Exercise:
According to the article on Martin Dupont, in what year did Beverley Jane Crew join the line-up?

Quoted passage:
—————

- Origin: Marseille, France
- Genres: Electronic, new wave, cold wave
- Years active: 1980–1988, 2022–present
- Labels: Minimal Wave, Label Caravan
- Members: Alain Seghir Beverley Jane Crew Sandy Casado Thierry Sintoni Olivier Leroy
- Past members: Catherine Loy Brigitte Balian

= Martin Dupont =

French band

Martin Dupont is a French electro, new wave and cold wave band formed in Marseille in 1980. Best known for their synth-pop melodies, the original line-up consisted of Alain Seghir (vocals, bass, synthesizer, guitar), Brigitte Balian (vocals, synthesizer, guitar, bass) and Catherine Loy (vocals). Although Seghir remained the main songwriter, the line-up changed with additions, including the classically trained musician Beverley Jane Crew (clarinet, saxophone, synthesizer) in 1983, Sandy Casado (vocals and synthesizer) and Thierry Sintoni (guitar and synthesizer) of Rise and Fall of a Decade and Girls Like You, and Olivier Leroy (vocals and synthesizer).

The band released three critically acclaimed albums: "Just Because (Facteurs d’Ambiance)" (1984), "Sleep Is A Luxury" (1985) and "Hot Paradox" (1987). They broke up in 1988 but steadily developed a cult following over the following decades, and have been sampled by Kanye West, Tricky and Madlib. They reformed in 2022 and toured the following year. The song "Inside Out" from "Hot Paradox" (1987) was featured in the film Cuckoo (2024).

==History==
Alain Seghir grew up in Marseille and had interest in music from a young age; his strict father, however, forbade him from taking music lessons and sent him to a Catholic boarding school. There, he joined the choir and was also able to further nurture his passion for music by playing bass and synthesizers. Alain began dating Catherine Loy, who, despite not having a musical background, was convinced to sing on Alain's compositions. Brigitte Balian, who had been playing in another band in a rehearsal room next door, was recruited into Martin Dupont as well. Beverley Jane Crew, who had moved to Marseille from London, also joined the group, playing clarinet and saxophone. According to Alain Seghir, their opening performance for The Lounge Lizards was their only performance as a four-piece band. Catherine Loy left the group after this brief period.

—————

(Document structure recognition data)
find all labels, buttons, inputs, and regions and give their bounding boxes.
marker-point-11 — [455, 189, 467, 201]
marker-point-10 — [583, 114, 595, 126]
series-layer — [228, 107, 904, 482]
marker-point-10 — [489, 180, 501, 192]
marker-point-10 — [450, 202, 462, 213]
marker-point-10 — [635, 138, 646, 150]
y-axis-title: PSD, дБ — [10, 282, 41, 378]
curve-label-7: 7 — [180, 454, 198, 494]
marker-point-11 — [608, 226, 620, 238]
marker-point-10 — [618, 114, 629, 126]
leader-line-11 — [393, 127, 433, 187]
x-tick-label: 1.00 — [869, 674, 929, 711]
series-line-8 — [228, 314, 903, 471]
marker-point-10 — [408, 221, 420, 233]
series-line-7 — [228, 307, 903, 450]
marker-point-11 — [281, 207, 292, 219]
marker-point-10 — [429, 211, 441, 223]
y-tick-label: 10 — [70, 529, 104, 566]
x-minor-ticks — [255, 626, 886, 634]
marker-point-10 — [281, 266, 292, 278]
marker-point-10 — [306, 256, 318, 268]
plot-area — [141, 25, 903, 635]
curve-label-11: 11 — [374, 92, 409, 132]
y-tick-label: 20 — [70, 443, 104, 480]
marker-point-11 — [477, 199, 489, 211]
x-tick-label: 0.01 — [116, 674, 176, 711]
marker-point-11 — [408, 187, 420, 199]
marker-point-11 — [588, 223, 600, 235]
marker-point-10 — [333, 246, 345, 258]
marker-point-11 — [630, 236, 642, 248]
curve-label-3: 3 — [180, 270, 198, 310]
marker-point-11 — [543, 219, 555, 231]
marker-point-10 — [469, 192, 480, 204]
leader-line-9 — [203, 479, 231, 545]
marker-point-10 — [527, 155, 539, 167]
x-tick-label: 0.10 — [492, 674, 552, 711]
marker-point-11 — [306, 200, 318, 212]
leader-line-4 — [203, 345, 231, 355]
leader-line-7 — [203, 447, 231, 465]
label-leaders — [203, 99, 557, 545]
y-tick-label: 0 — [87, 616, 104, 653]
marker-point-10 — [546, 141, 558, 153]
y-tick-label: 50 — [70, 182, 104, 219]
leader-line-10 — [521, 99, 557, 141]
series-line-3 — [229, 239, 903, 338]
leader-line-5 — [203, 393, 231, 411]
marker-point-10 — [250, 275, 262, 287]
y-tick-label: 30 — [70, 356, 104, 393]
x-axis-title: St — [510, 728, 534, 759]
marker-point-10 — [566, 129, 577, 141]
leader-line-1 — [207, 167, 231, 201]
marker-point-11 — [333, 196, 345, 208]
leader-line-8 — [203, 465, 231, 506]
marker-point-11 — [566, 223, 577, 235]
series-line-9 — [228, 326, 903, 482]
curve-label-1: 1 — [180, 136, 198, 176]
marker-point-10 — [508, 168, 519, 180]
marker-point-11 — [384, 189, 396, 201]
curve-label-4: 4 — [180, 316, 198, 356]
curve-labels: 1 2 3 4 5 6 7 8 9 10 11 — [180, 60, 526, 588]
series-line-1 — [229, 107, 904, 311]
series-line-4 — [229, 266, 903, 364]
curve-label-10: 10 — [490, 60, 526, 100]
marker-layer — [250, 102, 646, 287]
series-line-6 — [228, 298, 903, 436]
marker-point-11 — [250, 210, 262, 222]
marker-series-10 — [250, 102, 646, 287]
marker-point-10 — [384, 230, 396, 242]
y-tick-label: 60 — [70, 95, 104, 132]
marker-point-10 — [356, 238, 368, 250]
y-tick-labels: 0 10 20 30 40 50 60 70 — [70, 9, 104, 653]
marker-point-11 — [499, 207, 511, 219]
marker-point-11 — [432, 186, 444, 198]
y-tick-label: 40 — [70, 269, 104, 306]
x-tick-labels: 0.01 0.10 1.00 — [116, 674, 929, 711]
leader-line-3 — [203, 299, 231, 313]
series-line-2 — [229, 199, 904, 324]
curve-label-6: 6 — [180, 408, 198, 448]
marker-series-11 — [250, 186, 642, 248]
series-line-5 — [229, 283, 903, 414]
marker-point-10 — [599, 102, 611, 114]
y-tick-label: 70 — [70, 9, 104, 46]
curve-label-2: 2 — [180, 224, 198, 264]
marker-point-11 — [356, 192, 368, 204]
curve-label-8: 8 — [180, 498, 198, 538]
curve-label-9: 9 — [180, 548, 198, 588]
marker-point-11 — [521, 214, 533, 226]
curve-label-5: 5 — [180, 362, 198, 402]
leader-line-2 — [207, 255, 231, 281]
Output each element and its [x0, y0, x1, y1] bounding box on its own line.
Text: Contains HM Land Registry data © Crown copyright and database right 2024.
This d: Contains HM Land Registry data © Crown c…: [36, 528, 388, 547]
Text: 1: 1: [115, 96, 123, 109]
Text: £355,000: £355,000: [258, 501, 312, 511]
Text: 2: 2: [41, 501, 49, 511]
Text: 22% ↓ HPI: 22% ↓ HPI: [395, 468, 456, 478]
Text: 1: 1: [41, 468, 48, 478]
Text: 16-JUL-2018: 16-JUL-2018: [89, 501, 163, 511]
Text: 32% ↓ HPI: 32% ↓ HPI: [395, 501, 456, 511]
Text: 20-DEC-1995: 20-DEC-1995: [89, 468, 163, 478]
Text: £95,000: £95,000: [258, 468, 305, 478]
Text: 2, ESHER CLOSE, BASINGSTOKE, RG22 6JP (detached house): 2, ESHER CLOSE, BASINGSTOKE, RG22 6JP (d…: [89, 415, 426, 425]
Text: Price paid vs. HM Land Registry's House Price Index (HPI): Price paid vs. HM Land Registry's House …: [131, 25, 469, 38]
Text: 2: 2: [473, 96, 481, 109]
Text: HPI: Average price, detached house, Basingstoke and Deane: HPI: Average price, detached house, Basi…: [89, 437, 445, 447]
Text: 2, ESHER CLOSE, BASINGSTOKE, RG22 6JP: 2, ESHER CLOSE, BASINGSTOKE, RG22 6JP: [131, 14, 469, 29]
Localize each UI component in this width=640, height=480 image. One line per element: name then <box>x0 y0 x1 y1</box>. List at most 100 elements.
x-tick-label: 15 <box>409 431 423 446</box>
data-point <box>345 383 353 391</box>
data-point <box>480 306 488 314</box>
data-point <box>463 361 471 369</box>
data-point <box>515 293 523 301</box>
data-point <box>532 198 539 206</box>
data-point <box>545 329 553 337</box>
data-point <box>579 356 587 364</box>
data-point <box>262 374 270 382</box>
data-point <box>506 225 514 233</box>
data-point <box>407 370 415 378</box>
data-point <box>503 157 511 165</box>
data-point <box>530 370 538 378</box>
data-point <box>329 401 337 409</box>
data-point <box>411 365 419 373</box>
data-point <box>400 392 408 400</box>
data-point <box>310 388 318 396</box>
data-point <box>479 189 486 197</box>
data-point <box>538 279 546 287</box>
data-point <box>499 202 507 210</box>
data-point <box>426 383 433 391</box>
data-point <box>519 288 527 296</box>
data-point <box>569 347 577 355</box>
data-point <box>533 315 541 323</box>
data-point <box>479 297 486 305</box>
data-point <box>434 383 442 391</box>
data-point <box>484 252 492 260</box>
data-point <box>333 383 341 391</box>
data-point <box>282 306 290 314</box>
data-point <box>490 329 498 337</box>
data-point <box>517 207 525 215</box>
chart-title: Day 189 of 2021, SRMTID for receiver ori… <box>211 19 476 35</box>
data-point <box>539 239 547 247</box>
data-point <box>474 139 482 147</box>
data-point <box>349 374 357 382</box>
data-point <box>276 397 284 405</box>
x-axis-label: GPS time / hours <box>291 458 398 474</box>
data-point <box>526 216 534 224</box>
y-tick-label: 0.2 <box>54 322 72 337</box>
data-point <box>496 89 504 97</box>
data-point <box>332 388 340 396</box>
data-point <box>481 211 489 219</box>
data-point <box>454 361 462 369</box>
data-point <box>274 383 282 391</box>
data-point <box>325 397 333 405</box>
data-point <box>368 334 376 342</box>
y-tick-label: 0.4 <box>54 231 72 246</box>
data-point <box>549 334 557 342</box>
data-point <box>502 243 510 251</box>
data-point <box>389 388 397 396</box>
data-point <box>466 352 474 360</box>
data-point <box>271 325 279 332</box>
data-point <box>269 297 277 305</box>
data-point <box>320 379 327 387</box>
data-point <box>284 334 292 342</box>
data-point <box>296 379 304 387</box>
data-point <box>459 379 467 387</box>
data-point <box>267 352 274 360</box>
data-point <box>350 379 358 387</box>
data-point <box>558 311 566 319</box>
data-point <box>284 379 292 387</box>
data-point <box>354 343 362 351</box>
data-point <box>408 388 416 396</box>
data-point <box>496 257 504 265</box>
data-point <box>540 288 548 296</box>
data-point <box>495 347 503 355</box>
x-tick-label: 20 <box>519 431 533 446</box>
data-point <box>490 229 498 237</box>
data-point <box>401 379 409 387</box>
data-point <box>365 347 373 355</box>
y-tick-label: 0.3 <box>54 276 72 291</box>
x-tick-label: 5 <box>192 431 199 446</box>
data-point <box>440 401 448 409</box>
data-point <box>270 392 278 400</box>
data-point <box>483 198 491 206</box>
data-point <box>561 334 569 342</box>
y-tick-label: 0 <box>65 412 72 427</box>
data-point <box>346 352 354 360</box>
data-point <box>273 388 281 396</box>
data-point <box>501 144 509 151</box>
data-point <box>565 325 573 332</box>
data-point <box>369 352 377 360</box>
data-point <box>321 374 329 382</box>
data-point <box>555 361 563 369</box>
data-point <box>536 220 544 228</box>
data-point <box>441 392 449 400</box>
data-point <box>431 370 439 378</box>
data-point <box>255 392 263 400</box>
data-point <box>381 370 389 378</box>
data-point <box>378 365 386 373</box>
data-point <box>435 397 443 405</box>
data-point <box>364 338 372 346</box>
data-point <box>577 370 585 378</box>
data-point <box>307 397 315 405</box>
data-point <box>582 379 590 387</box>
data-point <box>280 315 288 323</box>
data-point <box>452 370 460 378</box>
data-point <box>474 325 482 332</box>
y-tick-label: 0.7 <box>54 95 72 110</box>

—————

Output for this task:
1983